▶ [Set exercise]:
Using the listing below, report all lines holding the word "this".

--- START OF Data section ---

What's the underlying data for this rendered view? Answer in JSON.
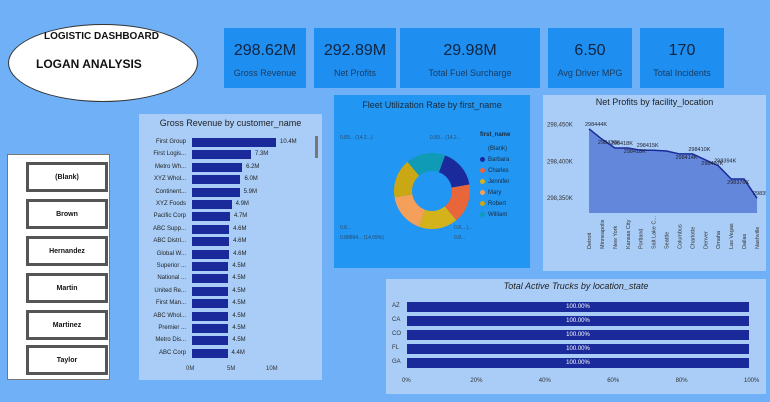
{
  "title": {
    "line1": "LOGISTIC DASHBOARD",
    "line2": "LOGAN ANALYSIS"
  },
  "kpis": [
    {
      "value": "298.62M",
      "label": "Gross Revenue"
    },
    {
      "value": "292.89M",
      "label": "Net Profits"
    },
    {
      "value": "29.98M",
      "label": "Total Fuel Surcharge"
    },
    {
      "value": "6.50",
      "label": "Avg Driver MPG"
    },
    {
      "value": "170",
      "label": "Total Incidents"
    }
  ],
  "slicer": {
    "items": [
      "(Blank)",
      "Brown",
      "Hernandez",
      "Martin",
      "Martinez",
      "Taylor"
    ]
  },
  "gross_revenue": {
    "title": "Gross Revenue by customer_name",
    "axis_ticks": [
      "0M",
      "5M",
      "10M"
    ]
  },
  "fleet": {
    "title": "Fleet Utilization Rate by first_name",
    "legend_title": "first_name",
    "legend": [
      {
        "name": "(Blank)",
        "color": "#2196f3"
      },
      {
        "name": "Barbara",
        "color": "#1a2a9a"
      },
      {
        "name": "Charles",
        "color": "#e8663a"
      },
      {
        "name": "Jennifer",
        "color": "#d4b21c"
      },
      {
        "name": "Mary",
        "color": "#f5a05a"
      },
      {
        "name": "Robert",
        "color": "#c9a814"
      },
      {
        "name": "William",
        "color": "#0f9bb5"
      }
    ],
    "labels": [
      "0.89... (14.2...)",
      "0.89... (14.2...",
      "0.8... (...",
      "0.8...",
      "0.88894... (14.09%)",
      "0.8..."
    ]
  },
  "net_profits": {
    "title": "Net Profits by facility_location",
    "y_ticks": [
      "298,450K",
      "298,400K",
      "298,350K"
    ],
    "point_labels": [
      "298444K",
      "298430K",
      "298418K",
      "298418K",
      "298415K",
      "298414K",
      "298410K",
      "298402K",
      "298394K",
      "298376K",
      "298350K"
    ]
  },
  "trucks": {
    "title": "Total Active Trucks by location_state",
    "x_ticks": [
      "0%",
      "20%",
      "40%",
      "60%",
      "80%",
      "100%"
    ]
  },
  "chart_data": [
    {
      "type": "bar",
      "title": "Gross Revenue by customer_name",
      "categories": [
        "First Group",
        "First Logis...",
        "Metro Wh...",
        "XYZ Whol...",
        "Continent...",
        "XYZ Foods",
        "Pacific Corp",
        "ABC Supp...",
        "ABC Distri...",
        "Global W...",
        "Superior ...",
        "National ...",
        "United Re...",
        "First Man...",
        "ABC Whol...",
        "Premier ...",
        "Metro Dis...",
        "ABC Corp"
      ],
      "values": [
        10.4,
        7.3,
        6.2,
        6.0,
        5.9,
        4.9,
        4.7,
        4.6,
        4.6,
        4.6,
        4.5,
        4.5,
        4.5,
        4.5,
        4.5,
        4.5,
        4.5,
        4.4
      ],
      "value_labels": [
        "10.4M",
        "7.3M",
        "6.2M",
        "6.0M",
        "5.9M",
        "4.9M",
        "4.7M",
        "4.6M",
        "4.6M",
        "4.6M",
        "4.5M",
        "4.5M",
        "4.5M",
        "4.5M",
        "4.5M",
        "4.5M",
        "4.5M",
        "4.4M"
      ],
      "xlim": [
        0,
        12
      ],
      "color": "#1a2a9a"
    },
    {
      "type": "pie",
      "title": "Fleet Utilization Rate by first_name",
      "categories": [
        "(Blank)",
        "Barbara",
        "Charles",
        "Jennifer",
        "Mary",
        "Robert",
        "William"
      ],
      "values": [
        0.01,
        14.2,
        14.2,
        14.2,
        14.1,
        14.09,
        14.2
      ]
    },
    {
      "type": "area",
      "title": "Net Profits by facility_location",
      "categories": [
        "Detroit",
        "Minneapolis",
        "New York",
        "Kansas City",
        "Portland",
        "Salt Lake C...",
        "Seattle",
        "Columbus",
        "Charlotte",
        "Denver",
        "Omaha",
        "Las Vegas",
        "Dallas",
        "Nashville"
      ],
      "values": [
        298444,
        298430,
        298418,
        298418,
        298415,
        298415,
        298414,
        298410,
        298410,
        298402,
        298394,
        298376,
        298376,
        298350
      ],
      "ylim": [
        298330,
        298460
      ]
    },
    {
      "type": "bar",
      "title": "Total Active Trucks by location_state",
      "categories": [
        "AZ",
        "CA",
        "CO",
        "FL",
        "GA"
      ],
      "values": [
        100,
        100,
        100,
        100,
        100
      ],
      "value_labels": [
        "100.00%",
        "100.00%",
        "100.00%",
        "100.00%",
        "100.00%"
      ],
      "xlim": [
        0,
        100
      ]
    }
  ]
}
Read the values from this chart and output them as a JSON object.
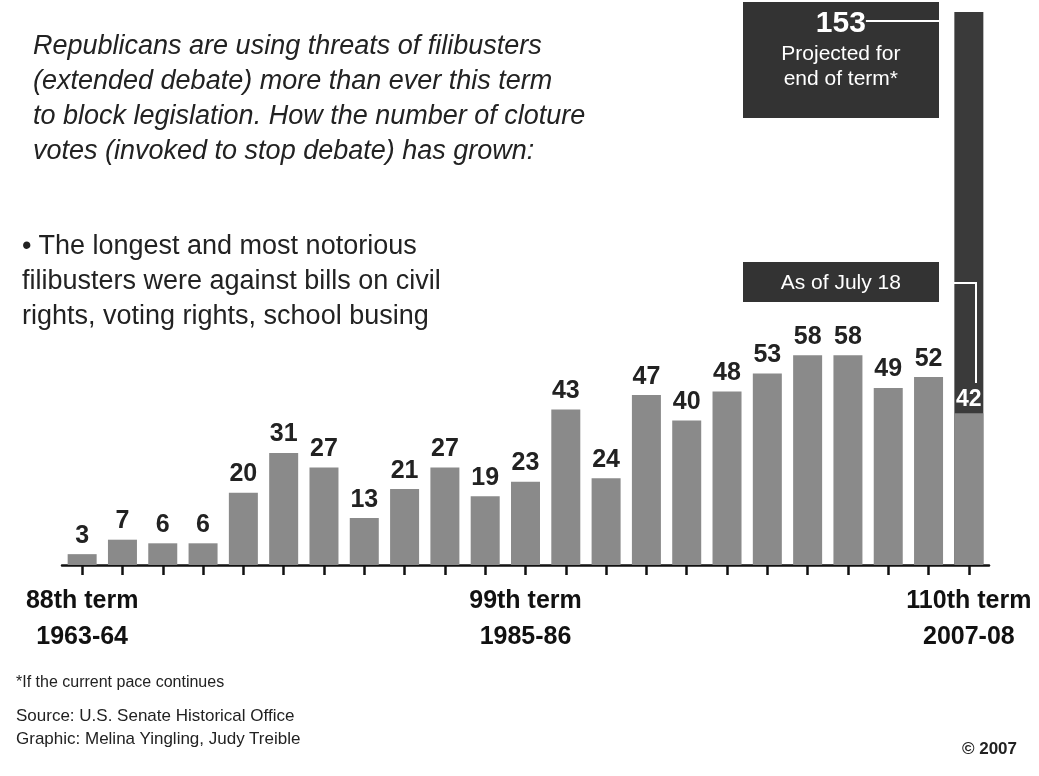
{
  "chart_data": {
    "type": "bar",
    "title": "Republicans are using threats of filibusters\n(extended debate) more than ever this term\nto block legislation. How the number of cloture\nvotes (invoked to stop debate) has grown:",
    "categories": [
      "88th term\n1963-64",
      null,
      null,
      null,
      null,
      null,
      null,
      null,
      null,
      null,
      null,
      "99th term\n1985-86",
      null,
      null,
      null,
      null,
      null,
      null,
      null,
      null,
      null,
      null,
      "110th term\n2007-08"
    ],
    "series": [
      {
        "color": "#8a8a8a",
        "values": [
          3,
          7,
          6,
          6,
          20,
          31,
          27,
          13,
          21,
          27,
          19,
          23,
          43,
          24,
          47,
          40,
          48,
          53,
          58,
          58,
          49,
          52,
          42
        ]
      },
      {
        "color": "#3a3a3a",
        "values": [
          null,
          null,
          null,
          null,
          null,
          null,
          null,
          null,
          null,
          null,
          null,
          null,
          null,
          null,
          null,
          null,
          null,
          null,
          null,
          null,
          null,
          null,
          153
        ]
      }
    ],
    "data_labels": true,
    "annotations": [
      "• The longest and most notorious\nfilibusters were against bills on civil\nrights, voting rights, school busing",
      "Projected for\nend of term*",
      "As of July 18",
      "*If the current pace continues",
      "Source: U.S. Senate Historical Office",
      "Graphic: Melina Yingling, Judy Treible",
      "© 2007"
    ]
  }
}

--- END OF Data section ---
--- START OF Data section ---

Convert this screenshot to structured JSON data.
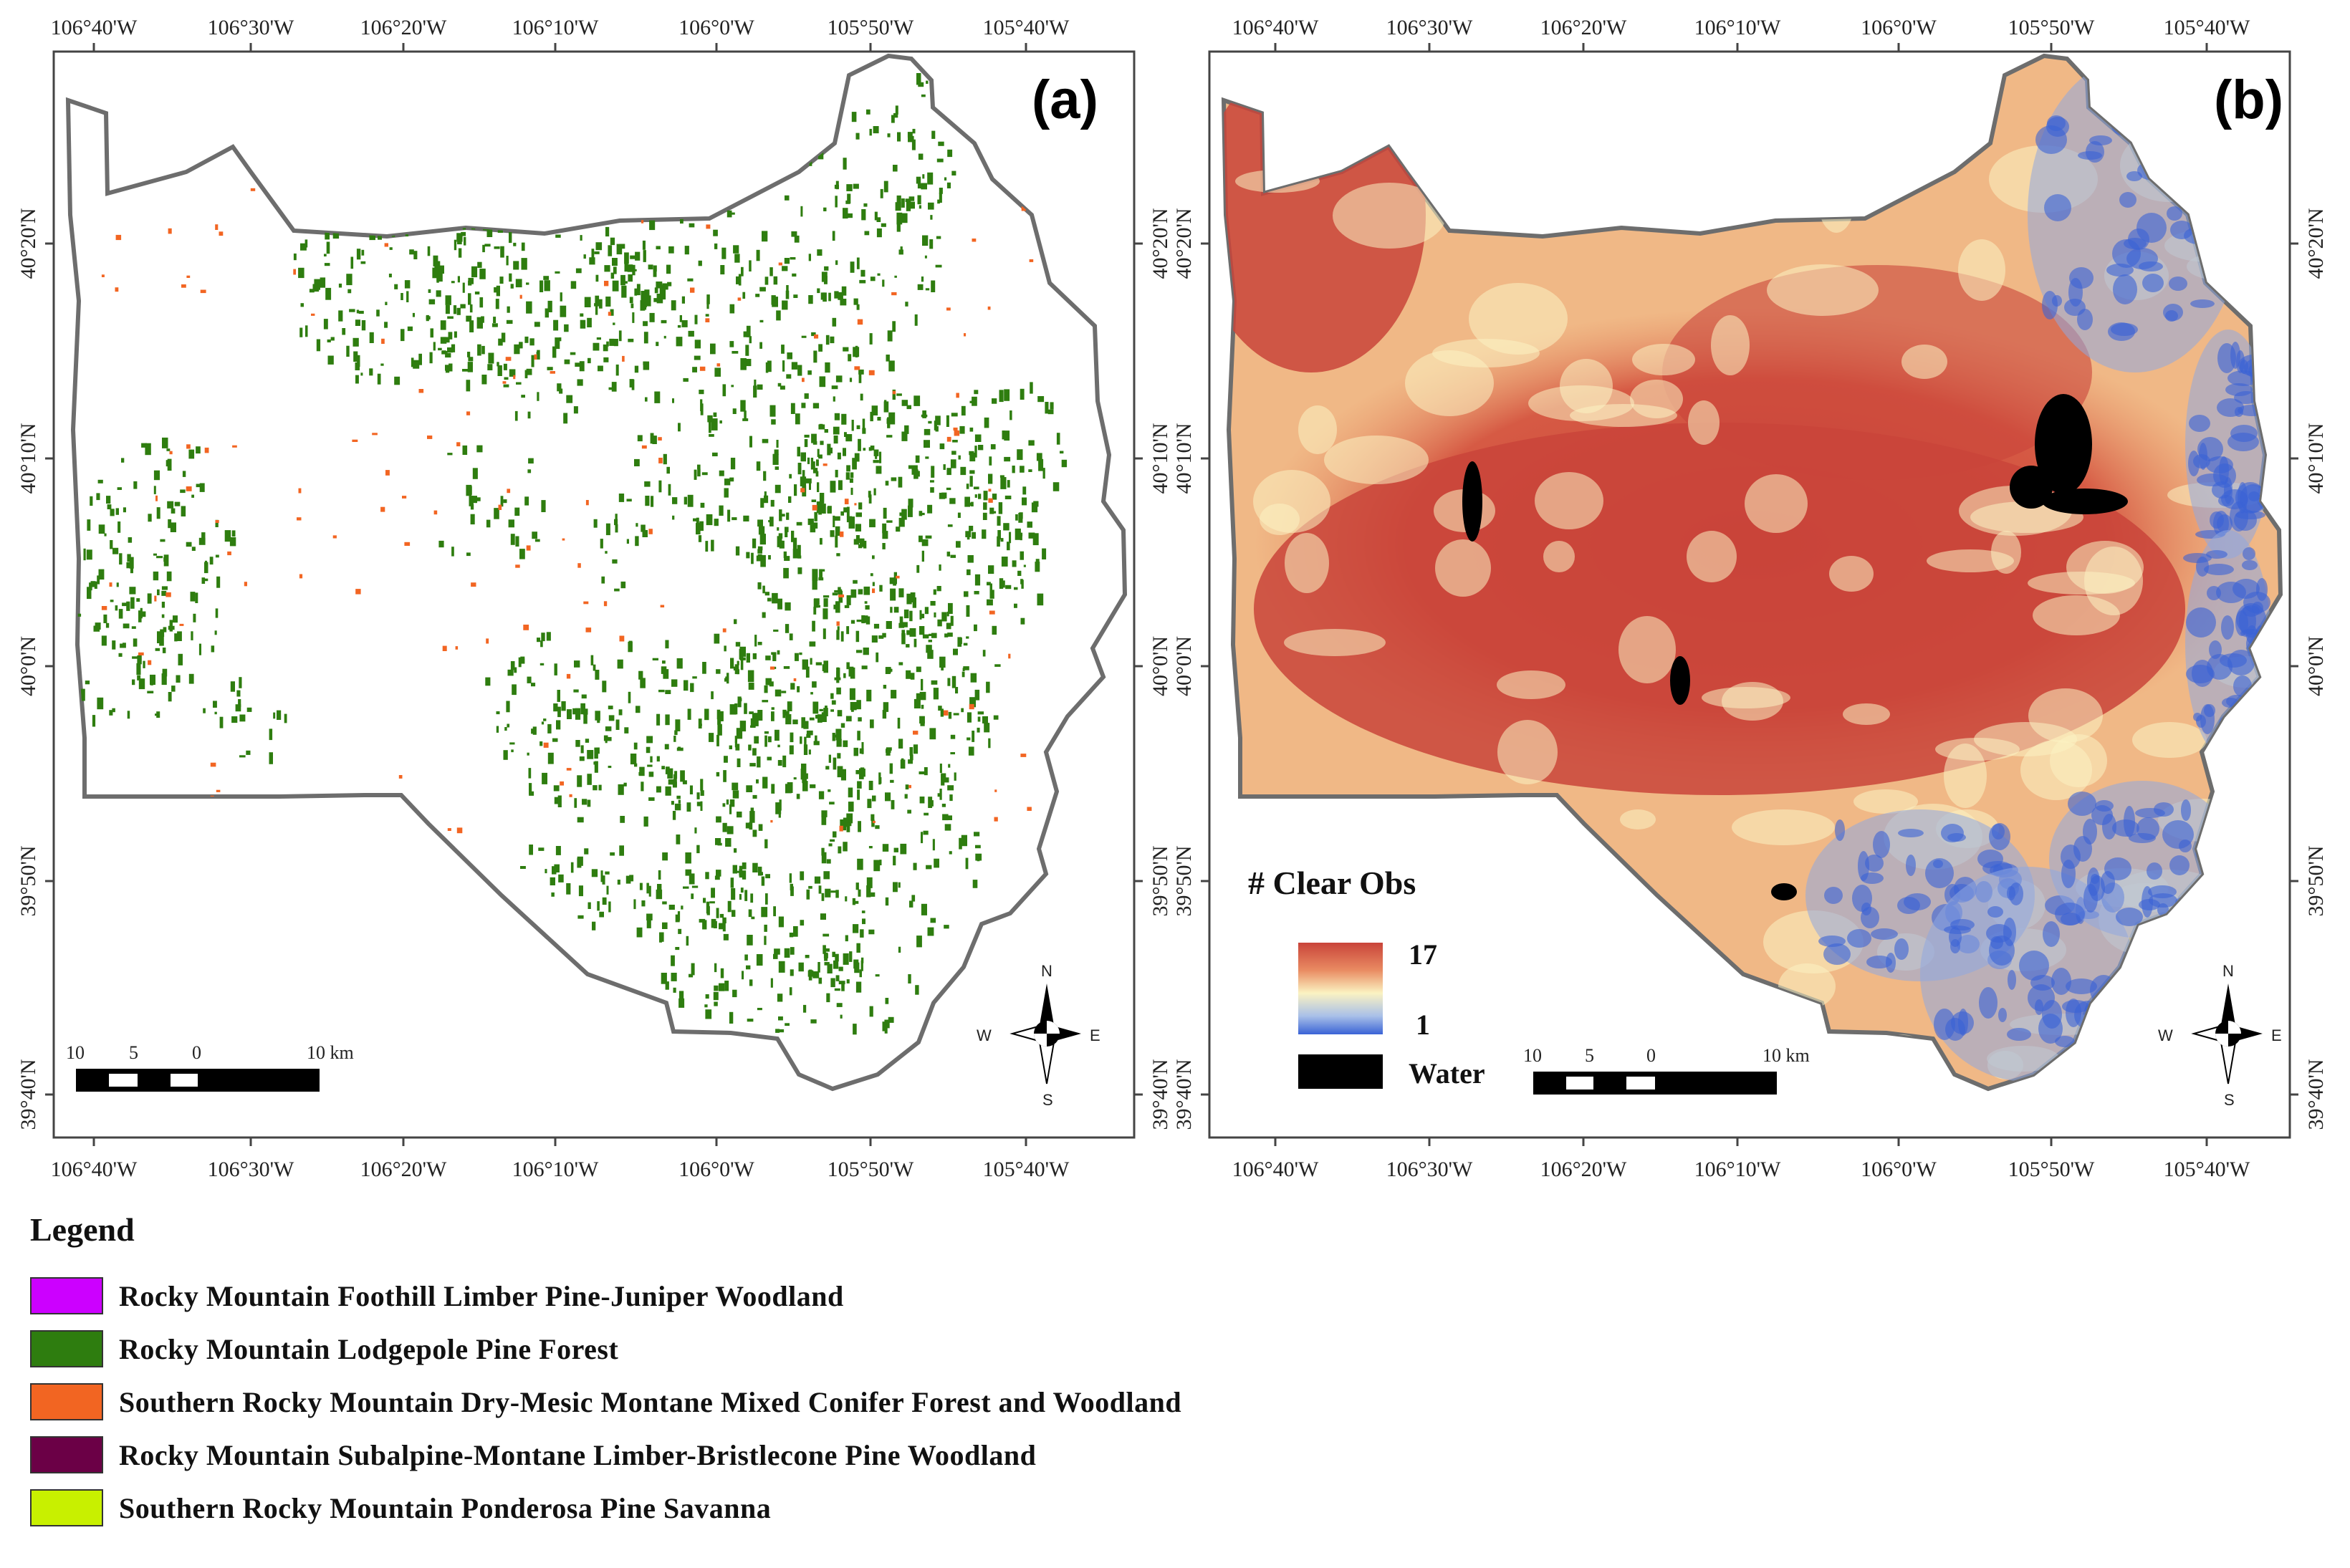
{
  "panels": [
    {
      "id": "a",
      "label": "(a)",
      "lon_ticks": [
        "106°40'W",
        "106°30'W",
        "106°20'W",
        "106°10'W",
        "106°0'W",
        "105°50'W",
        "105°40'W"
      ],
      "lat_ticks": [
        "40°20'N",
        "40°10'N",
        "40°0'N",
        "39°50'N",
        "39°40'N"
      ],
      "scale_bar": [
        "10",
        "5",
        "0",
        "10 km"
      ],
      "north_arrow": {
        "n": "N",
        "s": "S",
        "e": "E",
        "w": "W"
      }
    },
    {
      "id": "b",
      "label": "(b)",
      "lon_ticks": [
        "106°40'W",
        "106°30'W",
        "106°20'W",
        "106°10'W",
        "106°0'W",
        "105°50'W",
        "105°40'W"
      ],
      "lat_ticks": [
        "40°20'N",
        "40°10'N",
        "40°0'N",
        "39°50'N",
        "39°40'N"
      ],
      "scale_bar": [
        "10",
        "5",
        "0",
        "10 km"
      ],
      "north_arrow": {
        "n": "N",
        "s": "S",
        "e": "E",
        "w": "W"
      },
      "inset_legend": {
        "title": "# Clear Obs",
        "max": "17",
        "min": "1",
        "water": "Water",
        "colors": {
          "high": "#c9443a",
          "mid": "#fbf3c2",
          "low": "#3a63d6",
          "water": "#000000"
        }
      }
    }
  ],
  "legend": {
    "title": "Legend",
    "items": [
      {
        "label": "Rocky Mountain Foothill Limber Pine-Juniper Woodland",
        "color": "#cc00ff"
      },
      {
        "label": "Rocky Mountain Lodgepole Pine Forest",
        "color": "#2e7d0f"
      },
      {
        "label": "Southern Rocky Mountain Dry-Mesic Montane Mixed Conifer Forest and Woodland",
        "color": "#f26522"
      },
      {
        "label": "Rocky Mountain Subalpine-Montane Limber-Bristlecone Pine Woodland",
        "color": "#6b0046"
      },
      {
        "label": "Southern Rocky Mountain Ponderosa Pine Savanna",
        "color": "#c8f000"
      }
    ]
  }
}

--- END OF Data section ---

▶ [Output below]:
What's the underlying data for this rendered view? Answer in JSON.
Read the values from this chart and output them as a JSON object.
    "title": "Republicans are using threats of filibusters\n(extended debate) more than ever this term\nto block legislation. How the number of cloture\nvotes (invoked to stop debate) has grown:",
Convert this screenshot to structured JSON data.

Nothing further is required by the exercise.